Wie lässt sich der Absatz, der mit „Jetzt würde ich gern wissen“ beginnt, im folgenden Text über den Dateizugriff außerhalb eines JAR-Archivs als knappe Stichpunktliste fassen, ohne seine wesentlichen Fakten zu verlieren?

--- Lerntext ---
┄┄┄┄┄┄

# Zugriff auf eine Datei außerhalb eines JAR-Archives



## Nisl (9. Dezember 2007)

Hallo!

Ich schreibe grad an einem kleinen Spiel. In diesem Spiel würde ich gern eine Highscore verwenden, also eine Datei die ich einlesen kann und wieder neu schreiben kann. Ohne JAR-Archive ist das auch alles kein Problem.
Meine erste Idee war dann die Highscore mit in das JAR zu schreiben, da der Code dafür allerdings recht lang aussah, hab ich mir überlegt die Datei einfach außerhalb des JARs zu speichern.

Die Ordnerstruktur sieht also wie folgt aus:

```
MeinSpiel
  - Spiel.jar
  - highscore.txt
```

Die JAR-Archive Struktur sieht so aus:

```
Spiel.jar
  - META-INF
    - MANIFEST.MF
  - FileRW.class
  - FileRW.java
  - ...
```


Jetzt würde ich gern wissen, wie ich die Datei "highscore.txt" auslesen könnte. Also bräuchte ich irgendwie eine Funktion in meiner Klasse "FileRW" um eine Datei auszulesen um sie z.B. auf der Konsole auszugeben. Am besten wäre es dabei, wenn ich diese Datei Zeilenweise einlesen kann.

Zusätzlich benötige ich dann noch eine Funktion, mit der ich die Datei komplett neu schreiben kann. Wobei das Zeilenweise schreiben wieder an besten wäre.


Bisher sehen meine Funktionen so aus:

```
public String[] dateiAuslesen(String dateiname) {
	String[] sBuffer = new String[255];
	int counter = 0;
	BufferedReader inputStream = null;

	try {
		inputStream = new BufferedReader(new FileReader(dateiname));
		while (counter < 255 && (sBuffer[counter] = inputStream.readLine()) != null) {
			counter++;
		}
	}
	catch (FileNotFoundException e) {
		System.out.println("Datei nicht gefunden");
	}
	catch (IOException e) {}
	finally {
		if ( inputStream != null ) {
			try {
				inputStream.close();
			}
			catch (IOException e) {}
		}
	}
	
	return sBuffer;
}
```


```
public void dateiSchreiben(String dateiname, String[] sBuffer, int zeilen) {
	Writer outputStream = null;

	try 
	{ 
		outputStream = new FileWriter(dateiname);
		for(int i = 0; i < sBuffer.length && i < zeilen; i++) {
			outputStream.write(sBuffer[i] + "\n");
		}
	} 
	catch ( IOException e ) { 
	  System.err.println( "Konnte Datei nicht erstellen" ); 
	} 
	finally { 
		if ( outputStream != null ) {
			try { 
				outputStream.close(); 
			} 
			catch ( IOException e ) { } 
		}
	}
}
```


Ich hoffe ihr könnt mir weiter helfen.

Nisl


----------



## zeja (9. Dezember 2007)

Und wo ist jetzt dein Problem

Übergib highscore.txt an deine Funktionen und es wird funktionieren.


----------



## Nisl (9. Dezember 2007)

Joh hast recht. ;-)
Sry aber hatte so viel hin und her probiert.


----------

┄┄┄┄┄┄

--- Datenauszug ---
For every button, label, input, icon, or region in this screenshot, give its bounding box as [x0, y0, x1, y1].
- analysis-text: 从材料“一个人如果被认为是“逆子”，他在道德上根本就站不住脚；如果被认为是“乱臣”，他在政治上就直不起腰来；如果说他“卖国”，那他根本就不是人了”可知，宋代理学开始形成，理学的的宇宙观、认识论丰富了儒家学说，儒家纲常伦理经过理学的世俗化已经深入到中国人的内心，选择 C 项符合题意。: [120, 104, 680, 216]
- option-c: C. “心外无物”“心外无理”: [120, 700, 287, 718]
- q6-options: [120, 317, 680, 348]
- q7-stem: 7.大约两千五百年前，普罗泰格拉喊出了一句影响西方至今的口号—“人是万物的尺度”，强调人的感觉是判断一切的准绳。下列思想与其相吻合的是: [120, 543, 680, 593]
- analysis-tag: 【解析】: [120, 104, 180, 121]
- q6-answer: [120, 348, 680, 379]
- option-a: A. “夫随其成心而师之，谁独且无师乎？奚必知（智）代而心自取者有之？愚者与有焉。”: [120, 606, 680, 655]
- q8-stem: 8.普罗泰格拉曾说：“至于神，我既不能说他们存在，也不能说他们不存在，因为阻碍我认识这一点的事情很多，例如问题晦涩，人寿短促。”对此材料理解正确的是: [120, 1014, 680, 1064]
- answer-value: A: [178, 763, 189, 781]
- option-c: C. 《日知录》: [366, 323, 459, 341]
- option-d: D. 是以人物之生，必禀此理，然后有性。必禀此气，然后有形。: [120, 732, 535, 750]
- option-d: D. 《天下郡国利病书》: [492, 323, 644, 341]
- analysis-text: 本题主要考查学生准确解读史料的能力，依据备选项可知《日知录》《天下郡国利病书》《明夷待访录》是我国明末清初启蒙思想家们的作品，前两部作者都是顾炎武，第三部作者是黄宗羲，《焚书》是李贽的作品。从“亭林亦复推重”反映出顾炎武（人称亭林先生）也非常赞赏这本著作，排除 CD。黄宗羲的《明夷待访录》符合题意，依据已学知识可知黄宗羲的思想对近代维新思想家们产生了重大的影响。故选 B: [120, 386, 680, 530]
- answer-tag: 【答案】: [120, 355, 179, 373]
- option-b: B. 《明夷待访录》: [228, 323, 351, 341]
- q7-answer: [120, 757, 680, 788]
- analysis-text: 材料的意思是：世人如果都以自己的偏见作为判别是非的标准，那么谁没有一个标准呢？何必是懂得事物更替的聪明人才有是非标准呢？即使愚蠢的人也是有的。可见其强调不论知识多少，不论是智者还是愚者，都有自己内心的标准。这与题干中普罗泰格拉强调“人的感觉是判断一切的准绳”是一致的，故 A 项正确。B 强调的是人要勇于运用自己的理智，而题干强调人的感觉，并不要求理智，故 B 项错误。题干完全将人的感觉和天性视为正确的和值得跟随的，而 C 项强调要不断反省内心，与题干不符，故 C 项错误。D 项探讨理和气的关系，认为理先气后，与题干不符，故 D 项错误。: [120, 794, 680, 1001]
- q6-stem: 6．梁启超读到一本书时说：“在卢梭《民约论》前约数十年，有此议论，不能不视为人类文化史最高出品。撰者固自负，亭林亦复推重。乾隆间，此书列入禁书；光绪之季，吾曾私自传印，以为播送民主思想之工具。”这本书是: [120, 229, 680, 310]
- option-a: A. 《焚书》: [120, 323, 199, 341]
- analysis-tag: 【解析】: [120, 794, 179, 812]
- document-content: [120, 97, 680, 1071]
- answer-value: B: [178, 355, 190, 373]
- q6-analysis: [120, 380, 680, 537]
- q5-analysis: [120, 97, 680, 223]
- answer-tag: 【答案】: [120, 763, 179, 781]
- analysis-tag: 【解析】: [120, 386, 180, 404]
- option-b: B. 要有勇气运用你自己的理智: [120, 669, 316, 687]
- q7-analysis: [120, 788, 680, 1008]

┄┄┄┄┄┄

--- Lösung ---
- Ziel: die Datei „highscore.txt“ auslesen
- Dafür nötig: eine Funktion in der Klasse „FileRW“, die die Datei einliest, z. B. zur Ausgabe auf der Konsole
- Bevorzugt: zeilenweises Einlesen